WORK TO BE COMPLETED: Leave the pictures out and print every record below exactly as it stands.

-------- PROVIDED MATERIAL --------

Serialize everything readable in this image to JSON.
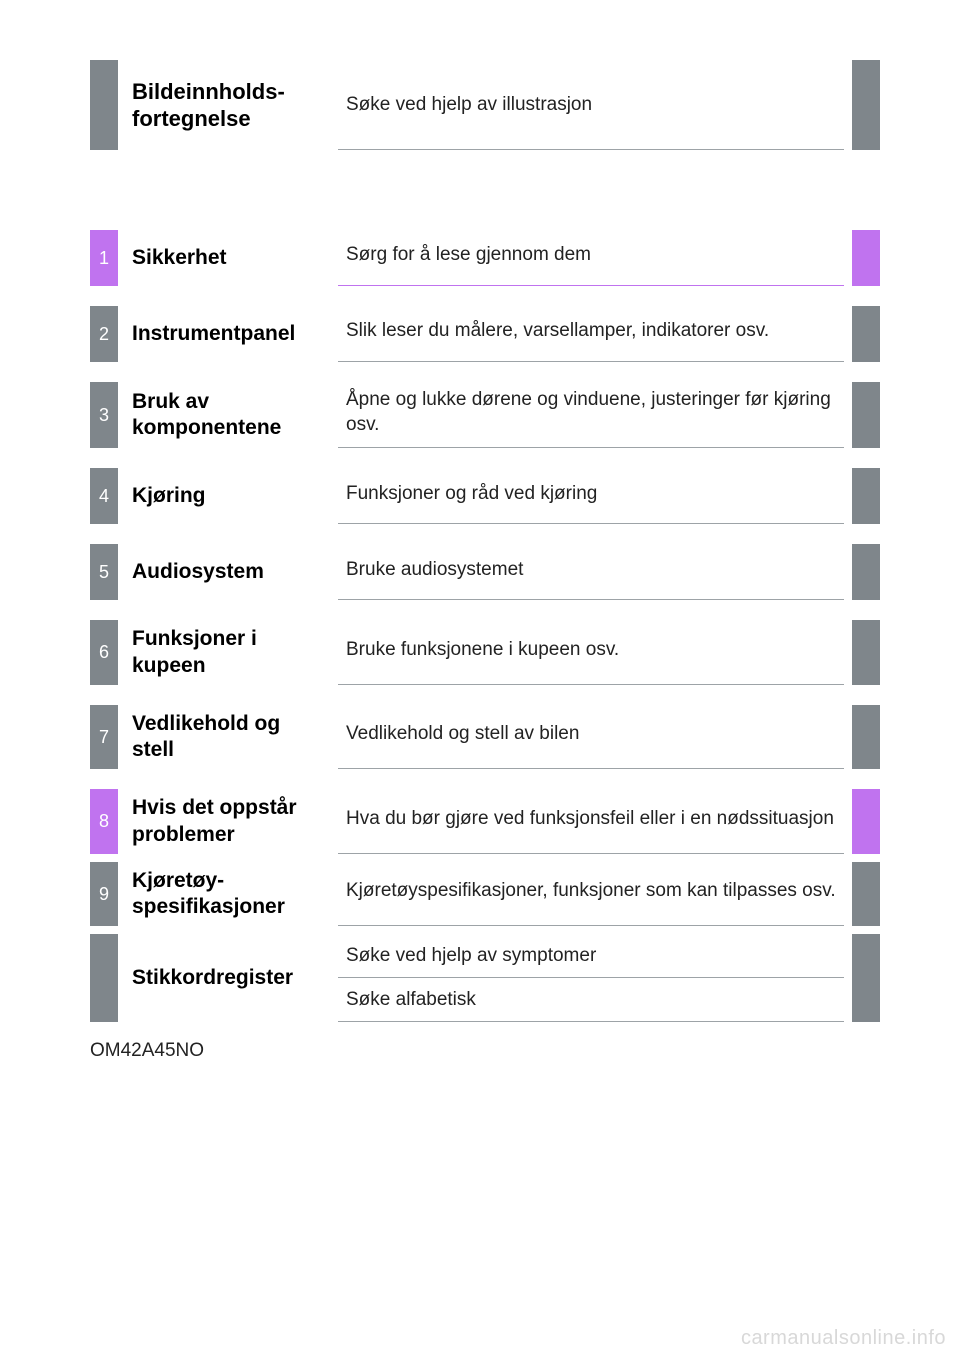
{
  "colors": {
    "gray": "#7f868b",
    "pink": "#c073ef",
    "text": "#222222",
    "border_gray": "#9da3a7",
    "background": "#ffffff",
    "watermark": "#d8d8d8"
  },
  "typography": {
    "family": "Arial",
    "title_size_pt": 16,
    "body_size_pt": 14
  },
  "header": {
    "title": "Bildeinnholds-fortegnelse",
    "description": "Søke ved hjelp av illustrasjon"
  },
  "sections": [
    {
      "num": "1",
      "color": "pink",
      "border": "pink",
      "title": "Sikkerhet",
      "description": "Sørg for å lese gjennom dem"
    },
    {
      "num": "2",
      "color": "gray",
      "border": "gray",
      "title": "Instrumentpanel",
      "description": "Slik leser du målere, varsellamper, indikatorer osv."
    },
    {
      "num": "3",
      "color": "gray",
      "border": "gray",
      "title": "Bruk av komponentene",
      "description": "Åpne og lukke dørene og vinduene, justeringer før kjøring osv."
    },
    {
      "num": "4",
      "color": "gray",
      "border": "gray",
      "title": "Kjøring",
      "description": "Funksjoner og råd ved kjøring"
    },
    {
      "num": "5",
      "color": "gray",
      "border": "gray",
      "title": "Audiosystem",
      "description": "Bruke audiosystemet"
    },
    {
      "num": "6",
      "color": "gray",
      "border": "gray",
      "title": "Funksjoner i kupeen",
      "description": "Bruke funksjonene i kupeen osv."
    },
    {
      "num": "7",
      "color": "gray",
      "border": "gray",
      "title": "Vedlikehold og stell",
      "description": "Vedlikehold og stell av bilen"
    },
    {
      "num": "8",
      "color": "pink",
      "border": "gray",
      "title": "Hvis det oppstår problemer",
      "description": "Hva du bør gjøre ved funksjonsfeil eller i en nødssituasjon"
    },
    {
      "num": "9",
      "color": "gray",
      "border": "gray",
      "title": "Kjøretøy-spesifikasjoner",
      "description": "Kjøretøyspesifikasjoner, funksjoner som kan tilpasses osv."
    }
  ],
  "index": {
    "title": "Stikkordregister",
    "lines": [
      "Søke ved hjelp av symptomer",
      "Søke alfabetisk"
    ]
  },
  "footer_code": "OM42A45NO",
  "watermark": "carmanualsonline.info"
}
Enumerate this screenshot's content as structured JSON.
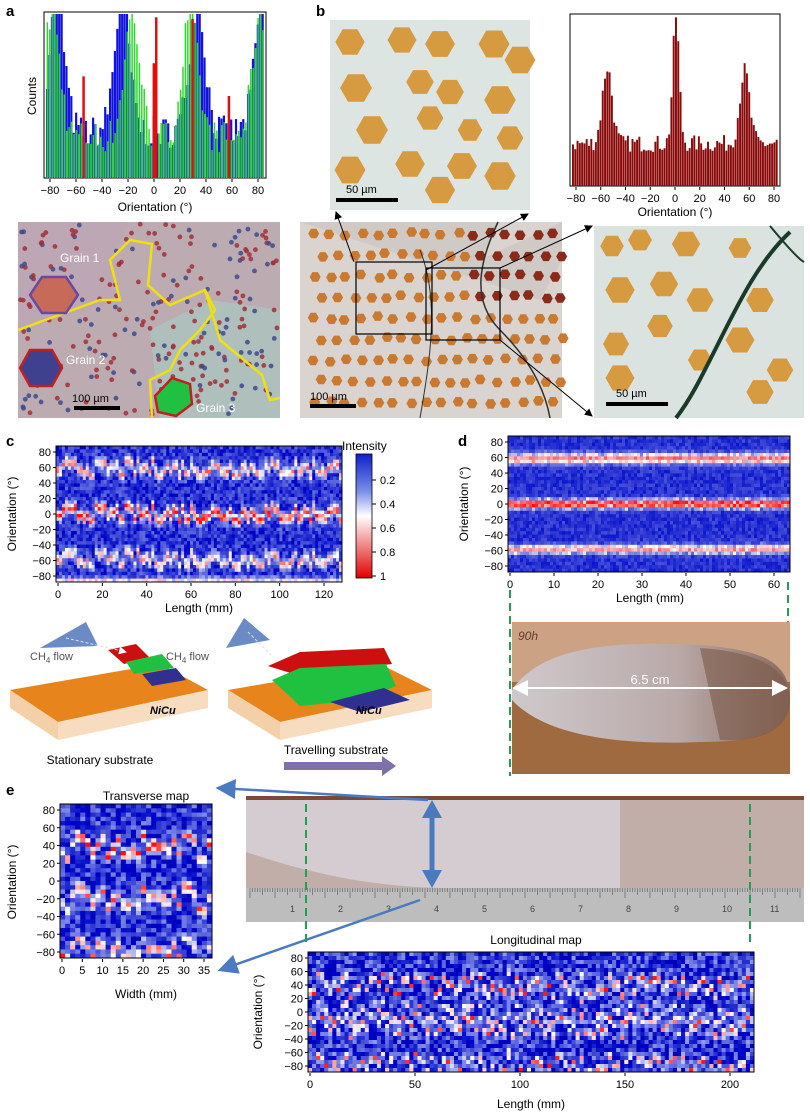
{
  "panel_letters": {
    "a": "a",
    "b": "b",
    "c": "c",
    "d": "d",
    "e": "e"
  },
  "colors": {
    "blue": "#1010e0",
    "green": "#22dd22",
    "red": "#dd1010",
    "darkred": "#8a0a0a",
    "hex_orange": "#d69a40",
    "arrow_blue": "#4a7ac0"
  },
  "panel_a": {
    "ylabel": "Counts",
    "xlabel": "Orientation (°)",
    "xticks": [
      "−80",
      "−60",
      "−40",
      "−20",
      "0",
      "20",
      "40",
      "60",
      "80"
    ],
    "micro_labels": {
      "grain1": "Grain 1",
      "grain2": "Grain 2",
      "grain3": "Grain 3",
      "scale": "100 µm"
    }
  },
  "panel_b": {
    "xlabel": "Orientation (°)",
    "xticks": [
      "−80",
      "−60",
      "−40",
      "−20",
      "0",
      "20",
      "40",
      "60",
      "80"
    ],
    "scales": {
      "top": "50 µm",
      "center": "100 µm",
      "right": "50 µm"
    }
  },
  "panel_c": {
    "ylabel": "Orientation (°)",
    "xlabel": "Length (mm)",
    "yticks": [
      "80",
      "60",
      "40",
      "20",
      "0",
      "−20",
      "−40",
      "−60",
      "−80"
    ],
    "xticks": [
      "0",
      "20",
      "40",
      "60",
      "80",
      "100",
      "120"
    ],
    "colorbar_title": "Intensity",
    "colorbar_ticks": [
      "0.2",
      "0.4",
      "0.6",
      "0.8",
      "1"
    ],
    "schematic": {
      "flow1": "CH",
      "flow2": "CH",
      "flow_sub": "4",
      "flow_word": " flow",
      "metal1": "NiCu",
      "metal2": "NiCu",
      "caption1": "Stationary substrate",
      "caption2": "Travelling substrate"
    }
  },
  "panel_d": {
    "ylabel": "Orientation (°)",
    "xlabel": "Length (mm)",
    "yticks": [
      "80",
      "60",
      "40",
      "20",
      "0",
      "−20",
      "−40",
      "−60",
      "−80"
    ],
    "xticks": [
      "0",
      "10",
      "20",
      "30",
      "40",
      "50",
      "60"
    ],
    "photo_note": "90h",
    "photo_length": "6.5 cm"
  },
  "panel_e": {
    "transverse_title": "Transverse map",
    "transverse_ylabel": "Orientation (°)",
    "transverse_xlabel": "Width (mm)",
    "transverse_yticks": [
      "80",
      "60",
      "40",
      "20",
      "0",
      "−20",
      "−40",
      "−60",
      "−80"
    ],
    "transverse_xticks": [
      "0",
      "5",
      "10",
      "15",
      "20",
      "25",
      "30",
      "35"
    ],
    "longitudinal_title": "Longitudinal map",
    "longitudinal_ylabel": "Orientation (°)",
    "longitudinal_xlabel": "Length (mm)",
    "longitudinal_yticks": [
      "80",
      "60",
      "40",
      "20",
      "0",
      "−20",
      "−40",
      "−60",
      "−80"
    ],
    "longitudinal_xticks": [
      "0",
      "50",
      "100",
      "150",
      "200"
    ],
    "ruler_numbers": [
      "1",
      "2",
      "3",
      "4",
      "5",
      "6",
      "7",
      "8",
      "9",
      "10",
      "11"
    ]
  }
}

--------

SOLUTION FOR THIS TASK:
Serialize everything readable in this image to JSON.
{
  "colors": {
    "gray": "#7f868b",
    "pink": "#c073ef",
    "text": "#222222",
    "border_gray": "#9da3a7",
    "background": "#ffffff",
    "watermark": "#d8d8d8"
  },
  "typography": {
    "family": "Arial",
    "title_size_pt": 16,
    "body_size_pt": 14
  },
  "header": {
    "title": "Bildeinnholds-fortegnelse",
    "description": "Søke ved hjelp av illustrasjon"
  },
  "sections": [
    {
      "num": "1",
      "color": "pink",
      "border": "pink",
      "title": "Sikkerhet",
      "description": "Sørg for å lese gjennom dem"
    },
    {
      "num": "2",
      "color": "gray",
      "border": "gray",
      "title": "Instrumentpanel",
      "description": "Slik leser du målere, varsellamper, indikatorer osv."
    },
    {
      "num": "3",
      "color": "gray",
      "border": "gray",
      "title": "Bruk av komponentene",
      "description": "Åpne og lukke dørene og vinduene, justeringer før kjøring osv."
    },
    {
      "num": "4",
      "color": "gray",
      "border": "gray",
      "title": "Kjøring",
      "description": "Funksjoner og råd ved kjøring"
    },
    {
      "num": "5",
      "color": "gray",
      "border": "gray",
      "title": "Audiosystem",
      "description": "Bruke audiosystemet"
    },
    {
      "num": "6",
      "color": "gray",
      "border": "gray",
      "title": "Funksjoner i kupeen",
      "description": "Bruke funksjonene i kupeen osv."
    },
    {
      "num": "7",
      "color": "gray",
      "border": "gray",
      "title": "Vedlikehold og stell",
      "description": "Vedlikehold og stell av bilen"
    },
    {
      "num": "8",
      "color": "pink",
      "border": "gray",
      "title": "Hvis det oppstår problemer",
      "description": "Hva du bør gjøre ved funksjonsfeil eller i en nødssituasjon"
    },
    {
      "num": "9",
      "color": "gray",
      "border": "gray",
      "title": "Kjøretøy-spesifikasjoner",
      "description": "Kjøretøyspesifikasjoner, funksjoner som kan tilpasses osv."
    }
  ],
  "index": {
    "title": "Stikkordregister",
    "lines": [
      "Søke ved hjelp av symptomer",
      "Søke alfabetisk"
    ]
  },
  "footer_code": "OM42A45NO",
  "watermark": "carmanualsonline.info"
}
Enumerate this screenshot's content as structured JSON.
{
  "panel_letters": {
    "a": "a",
    "b": "b",
    "c": "c",
    "d": "d",
    "e": "e"
  },
  "colors": {
    "blue": "#1010e0",
    "green": "#22dd22",
    "red": "#dd1010",
    "darkred": "#8a0a0a",
    "hex_orange": "#d69a40",
    "arrow_blue": "#4a7ac0"
  },
  "panel_a": {
    "ylabel": "Counts",
    "xlabel": "Orientation (°)",
    "xticks": [
      "−80",
      "−60",
      "−40",
      "−20",
      "0",
      "20",
      "40",
      "60",
      "80"
    ],
    "micro_labels": {
      "grain1": "Grain 1",
      "grain2": "Grain 2",
      "grain3": "Grain 3",
      "scale": "100 µm"
    }
  },
  "panel_b": {
    "xlabel": "Orientation (°)",
    "xticks": [
      "−80",
      "−60",
      "−40",
      "−20",
      "0",
      "20",
      "40",
      "60",
      "80"
    ],
    "scales": {
      "top": "50 µm",
      "center": "100 µm",
      "right": "50 µm"
    }
  },
  "panel_c": {
    "ylabel": "Orientation (°)",
    "xlabel": "Length (mm)",
    "yticks": [
      "80",
      "60",
      "40",
      "20",
      "0",
      "−20",
      "−40",
      "−60",
      "−80"
    ],
    "xticks": [
      "0",
      "20",
      "40",
      "60",
      "80",
      "100",
      "120"
    ],
    "colorbar_title": "Intensity",
    "colorbar_ticks": [
      "0.2",
      "0.4",
      "0.6",
      "0.8",
      "1"
    ],
    "schematic": {
      "flow1": "CH",
      "flow2": "CH",
      "flow_sub": "4",
      "flow_word": " flow",
      "metal1": "NiCu",
      "metal2": "NiCu",
      "caption1": "Stationary substrate",
      "caption2": "Travelling substrate"
    }
  },
  "panel_d": {
    "ylabel": "Orientation (°)",
    "xlabel": "Length (mm)",
    "yticks": [
      "80",
      "60",
      "40",
      "20",
      "0",
      "−20",
      "−40",
      "−60",
      "−80"
    ],
    "xticks": [
      "0",
      "10",
      "20",
      "30",
      "40",
      "50",
      "60"
    ],
    "photo_note": "90h",
    "photo_length": "6.5 cm"
  },
  "panel_e": {
    "transverse_title": "Transverse map",
    "transverse_ylabel": "Orientation (°)",
    "transverse_xlabel": "Width (mm)",
    "transverse_yticks": [
      "80",
      "60",
      "40",
      "20",
      "0",
      "−20",
      "−40",
      "−60",
      "−80"
    ],
    "transverse_xticks": [
      "0",
      "5",
      "10",
      "15",
      "20",
      "25",
      "30",
      "35"
    ],
    "longitudinal_title": "Longitudinal map",
    "longitudinal_ylabel": "Orientation (°)",
    "longitudinal_xlabel": "Length (mm)",
    "longitudinal_yticks": [
      "80",
      "60",
      "40",
      "20",
      "0",
      "−20",
      "−40",
      "−60",
      "−80"
    ],
    "longitudinal_xticks": [
      "0",
      "50",
      "100",
      "150",
      "200"
    ],
    "ruler_numbers": [
      "1",
      "2",
      "3",
      "4",
      "5",
      "6",
      "7",
      "8",
      "9",
      "10",
      "11"
    ]
  }
}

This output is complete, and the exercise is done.